»»

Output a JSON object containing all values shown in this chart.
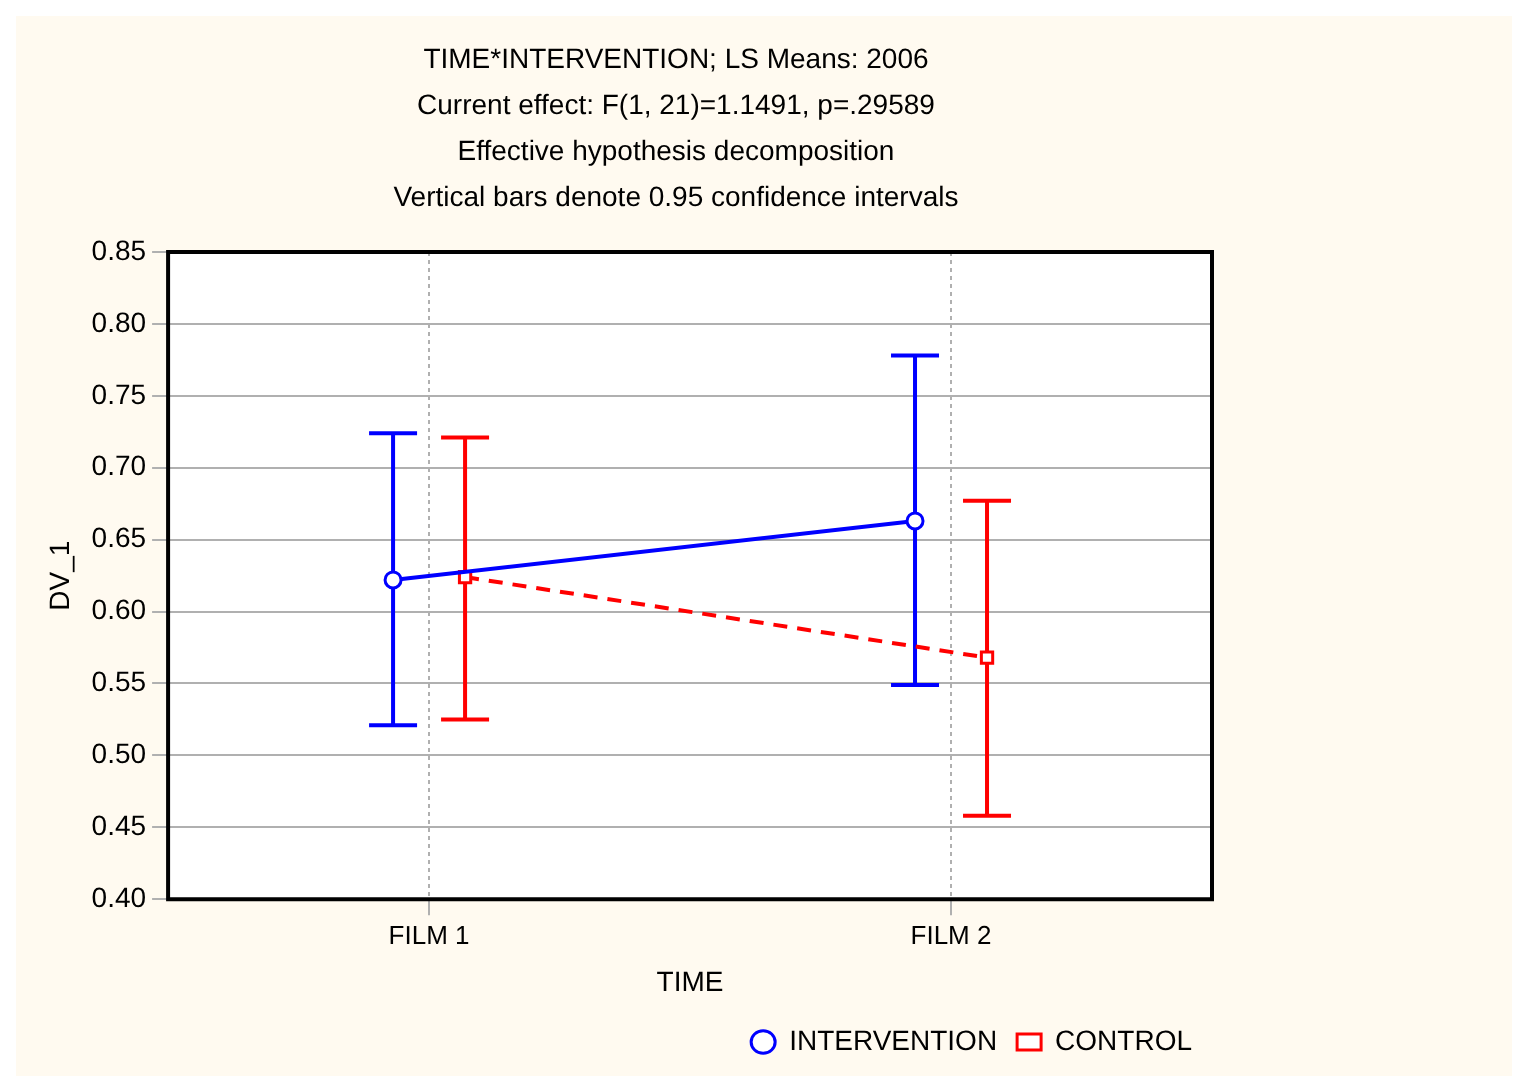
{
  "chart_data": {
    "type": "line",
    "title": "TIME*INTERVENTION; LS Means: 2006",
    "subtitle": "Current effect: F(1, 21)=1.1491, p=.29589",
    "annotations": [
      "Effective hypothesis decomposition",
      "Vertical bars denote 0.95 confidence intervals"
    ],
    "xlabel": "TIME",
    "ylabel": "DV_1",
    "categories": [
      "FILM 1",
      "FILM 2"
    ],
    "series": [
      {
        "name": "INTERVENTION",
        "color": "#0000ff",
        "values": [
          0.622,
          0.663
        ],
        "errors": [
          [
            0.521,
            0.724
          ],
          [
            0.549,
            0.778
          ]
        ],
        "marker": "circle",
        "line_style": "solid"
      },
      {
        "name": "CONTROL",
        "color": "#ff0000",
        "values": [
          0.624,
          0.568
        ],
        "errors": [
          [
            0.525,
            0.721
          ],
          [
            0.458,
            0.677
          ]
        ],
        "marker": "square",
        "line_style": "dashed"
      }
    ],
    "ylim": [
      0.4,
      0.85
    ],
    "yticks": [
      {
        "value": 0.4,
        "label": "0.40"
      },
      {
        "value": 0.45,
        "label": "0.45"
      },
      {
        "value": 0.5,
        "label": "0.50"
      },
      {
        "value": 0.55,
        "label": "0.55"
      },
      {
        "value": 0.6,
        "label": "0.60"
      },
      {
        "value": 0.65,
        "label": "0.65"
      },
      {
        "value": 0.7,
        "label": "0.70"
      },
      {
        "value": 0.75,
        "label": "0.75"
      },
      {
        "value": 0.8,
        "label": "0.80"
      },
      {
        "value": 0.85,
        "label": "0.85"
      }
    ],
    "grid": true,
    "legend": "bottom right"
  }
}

««

* [Set problem] Pictures stay out; repeat all the rest of the records exactly.

* [Problem solution]
Output a JSON object containing all values shown in this chart.
{
  "chart_data": {
    "type": "line",
    "title": "TIME*INTERVENTION; LS Means: 2006",
    "subtitle": "Current effect: F(1, 21)=1.1491, p=.29589",
    "annotations": [
      "Effective hypothesis decomposition",
      "Vertical bars denote 0.95 confidence intervals"
    ],
    "xlabel": "TIME",
    "ylabel": "DV_1",
    "categories": [
      "FILM 1",
      "FILM 2"
    ],
    "series": [
      {
        "name": "INTERVENTION",
        "color": "#0000ff",
        "values": [
          0.622,
          0.663
        ],
        "errors": [
          [
            0.521,
            0.724
          ],
          [
            0.549,
            0.778
          ]
        ],
        "marker": "circle",
        "line_style": "solid"
      },
      {
        "name": "CONTROL",
        "color": "#ff0000",
        "values": [
          0.624,
          0.568
        ],
        "errors": [
          [
            0.525,
            0.721
          ],
          [
            0.458,
            0.677
          ]
        ],
        "marker": "square",
        "line_style": "dashed"
      }
    ],
    "ylim": [
      0.4,
      0.85
    ],
    "yticks": [
      {
        "value": 0.4,
        "label": "0.40"
      },
      {
        "value": 0.45,
        "label": "0.45"
      },
      {
        "value": 0.5,
        "label": "0.50"
      },
      {
        "value": 0.55,
        "label": "0.55"
      },
      {
        "value": 0.6,
        "label": "0.60"
      },
      {
        "value": 0.65,
        "label": "0.65"
      },
      {
        "value": 0.7,
        "label": "0.70"
      },
      {
        "value": 0.75,
        "label": "0.75"
      },
      {
        "value": 0.8,
        "label": "0.80"
      },
      {
        "value": 0.85,
        "label": "0.85"
      }
    ],
    "grid": true,
    "legend": "bottom right"
  }
}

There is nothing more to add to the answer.